> **Required task**
Pull every line holding the string "Nielsen" from the records below.

> **Given records**
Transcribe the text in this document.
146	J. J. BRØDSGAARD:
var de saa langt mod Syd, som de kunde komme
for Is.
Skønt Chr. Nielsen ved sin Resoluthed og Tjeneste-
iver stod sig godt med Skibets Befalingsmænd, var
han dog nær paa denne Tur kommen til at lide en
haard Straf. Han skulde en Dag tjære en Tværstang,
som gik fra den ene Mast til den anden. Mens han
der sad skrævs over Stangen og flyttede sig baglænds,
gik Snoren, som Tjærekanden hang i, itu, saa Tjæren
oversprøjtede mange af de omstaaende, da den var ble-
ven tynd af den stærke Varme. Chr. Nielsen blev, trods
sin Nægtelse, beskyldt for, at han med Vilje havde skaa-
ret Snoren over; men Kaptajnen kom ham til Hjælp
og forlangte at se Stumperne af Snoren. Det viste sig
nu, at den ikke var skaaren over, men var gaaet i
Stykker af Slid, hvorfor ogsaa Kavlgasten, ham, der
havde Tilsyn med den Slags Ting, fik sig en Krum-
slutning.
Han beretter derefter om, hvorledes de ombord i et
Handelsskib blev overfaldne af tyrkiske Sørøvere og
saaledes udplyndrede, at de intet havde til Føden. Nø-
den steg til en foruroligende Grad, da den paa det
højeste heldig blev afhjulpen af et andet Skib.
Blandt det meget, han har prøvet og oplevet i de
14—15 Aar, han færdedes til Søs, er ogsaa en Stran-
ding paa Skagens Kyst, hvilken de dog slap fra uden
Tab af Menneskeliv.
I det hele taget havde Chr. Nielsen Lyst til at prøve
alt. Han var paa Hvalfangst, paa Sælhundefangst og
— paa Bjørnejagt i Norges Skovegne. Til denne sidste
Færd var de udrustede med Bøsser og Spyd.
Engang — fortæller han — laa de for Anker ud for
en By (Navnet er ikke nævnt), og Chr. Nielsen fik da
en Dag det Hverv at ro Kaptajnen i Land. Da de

> **Expected answer**
Skønt Chr. Nielsen ved sin Resoluthed og Tjeneste-
ven tynd af den stærke Varme. Chr. Nielsen blev, trods
I det hele taget havde Chr. Nielsen Lyst til at prøve
en By (Navnet er ikke nævnt), og Chr. Nielsen fik da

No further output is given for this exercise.